**Task to carry out**
Without the pictures, repeat the listing character for character.

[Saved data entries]
______________________________
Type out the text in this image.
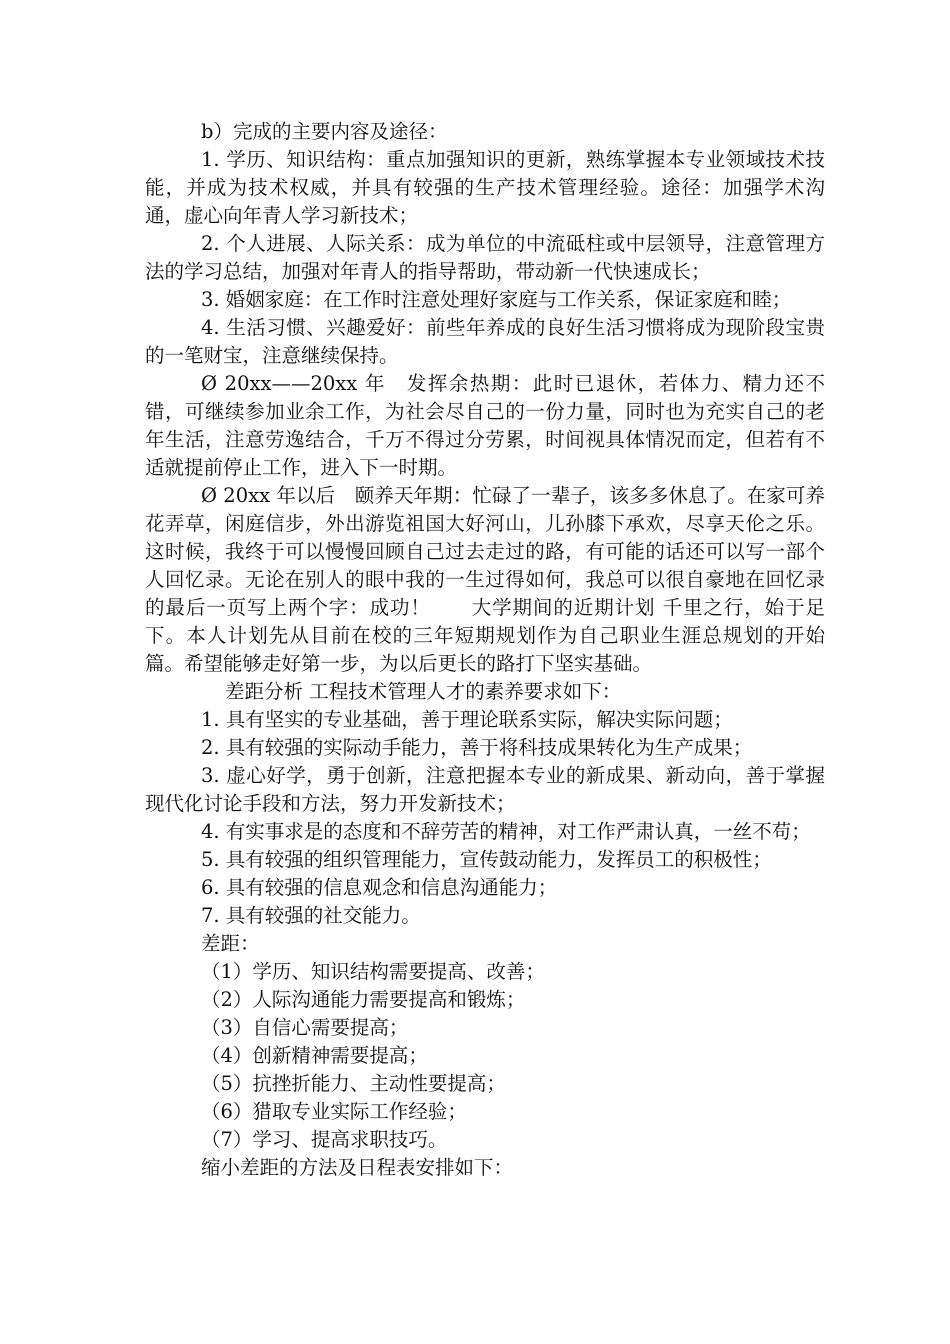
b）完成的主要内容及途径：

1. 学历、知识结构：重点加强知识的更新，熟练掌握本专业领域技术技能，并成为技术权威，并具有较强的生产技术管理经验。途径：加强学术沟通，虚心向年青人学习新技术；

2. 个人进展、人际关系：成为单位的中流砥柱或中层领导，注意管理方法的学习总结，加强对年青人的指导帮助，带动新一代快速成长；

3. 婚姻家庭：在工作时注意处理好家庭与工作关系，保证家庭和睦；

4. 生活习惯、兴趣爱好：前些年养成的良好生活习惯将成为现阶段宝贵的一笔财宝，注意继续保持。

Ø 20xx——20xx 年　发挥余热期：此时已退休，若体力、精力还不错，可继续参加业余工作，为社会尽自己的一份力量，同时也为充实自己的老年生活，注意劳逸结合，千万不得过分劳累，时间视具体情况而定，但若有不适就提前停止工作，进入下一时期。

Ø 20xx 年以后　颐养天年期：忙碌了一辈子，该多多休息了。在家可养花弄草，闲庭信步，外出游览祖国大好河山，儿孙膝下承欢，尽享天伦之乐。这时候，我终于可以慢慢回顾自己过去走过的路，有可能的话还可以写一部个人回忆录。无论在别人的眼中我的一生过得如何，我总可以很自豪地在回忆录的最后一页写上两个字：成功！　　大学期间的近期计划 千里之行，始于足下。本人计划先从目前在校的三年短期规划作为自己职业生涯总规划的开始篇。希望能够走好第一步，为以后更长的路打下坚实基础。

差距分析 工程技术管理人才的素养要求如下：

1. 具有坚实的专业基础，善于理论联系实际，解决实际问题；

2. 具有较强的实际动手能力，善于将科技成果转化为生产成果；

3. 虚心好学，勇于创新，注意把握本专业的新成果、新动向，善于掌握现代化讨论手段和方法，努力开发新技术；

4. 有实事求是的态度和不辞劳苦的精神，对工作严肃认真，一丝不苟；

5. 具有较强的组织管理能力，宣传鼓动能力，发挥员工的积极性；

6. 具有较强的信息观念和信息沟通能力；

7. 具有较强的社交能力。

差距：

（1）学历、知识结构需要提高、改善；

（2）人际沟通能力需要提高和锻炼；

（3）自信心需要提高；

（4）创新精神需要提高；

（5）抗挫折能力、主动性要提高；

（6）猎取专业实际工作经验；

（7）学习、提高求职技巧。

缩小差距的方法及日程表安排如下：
______________________________
**Output below**
Type out the text in this image.
b）完成的主要内容及途径：

1. 学历、知识结构：重点加强知识的更新，熟练掌握本专业领域技术技能，并成为技术权威，并具有较强的生产技术管理经验。途径：加强学术沟通，虚心向年青人学习新技术；

2. 个人进展、人际关系：成为单位的中流砥柱或中层领导，注意管理方法的学习总结，加强对年青人的指导帮助，带动新一代快速成长；

3. 婚姻家庭：在工作时注意处理好家庭与工作关系，保证家庭和睦；

4. 生活习惯、兴趣爱好：前些年养成的良好生活习惯将成为现阶段宝贵的一笔财宝，注意继续保持。

Ø 20xx——20xx 年　发挥余热期：此时已退休，若体力、精力还不错，可继续参加业余工作，为社会尽自己的一份力量，同时也为充实自己的老年生活，注意劳逸结合，千万不得过分劳累，时间视具体情况而定，但若有不适就提前停止工作，进入下一时期。

Ø 20xx 年以后　颐养天年期：忙碌了一辈子，该多多休息了。在家可养花弄草，闲庭信步，外出游览祖国大好河山，儿孙膝下承欢，尽享天伦之乐。这时候，我终于可以慢慢回顾自己过去走过的路，有可能的话还可以写一部个人回忆录。无论在别人的眼中我的一生过得如何，我总可以很自豪地在回忆录的最后一页写上两个字：成功！　　大学期间的近期计划 千里之行，始于足下。本人计划先从目前在校的三年短期规划作为自己职业生涯总规划的开始篇。希望能够走好第一步，为以后更长的路打下坚实基础。

差距分析 工程技术管理人才的素养要求如下：

1. 具有坚实的专业基础，善于理论联系实际，解决实际问题；

2. 具有较强的实际动手能力，善于将科技成果转化为生产成果；

3. 虚心好学，勇于创新，注意把握本专业的新成果、新动向，善于掌握现代化讨论手段和方法，努力开发新技术；

4. 有实事求是的态度和不辞劳苦的精神，对工作严肃认真，一丝不苟；

5. 具有较强的组织管理能力，宣传鼓动能力，发挥员工的积极性；

6. 具有较强的信息观念和信息沟通能力；

7. 具有较强的社交能力。

差距：

（1）学历、知识结构需要提高、改善；

（2）人际沟通能力需要提高和锻炼；

（3）自信心需要提高；

（4）创新精神需要提高；

（5）抗挫折能力、主动性要提高；

（6）猎取专业实际工作经验；

（7）学习、提高求职技巧。

缩小差距的方法及日程表安排如下：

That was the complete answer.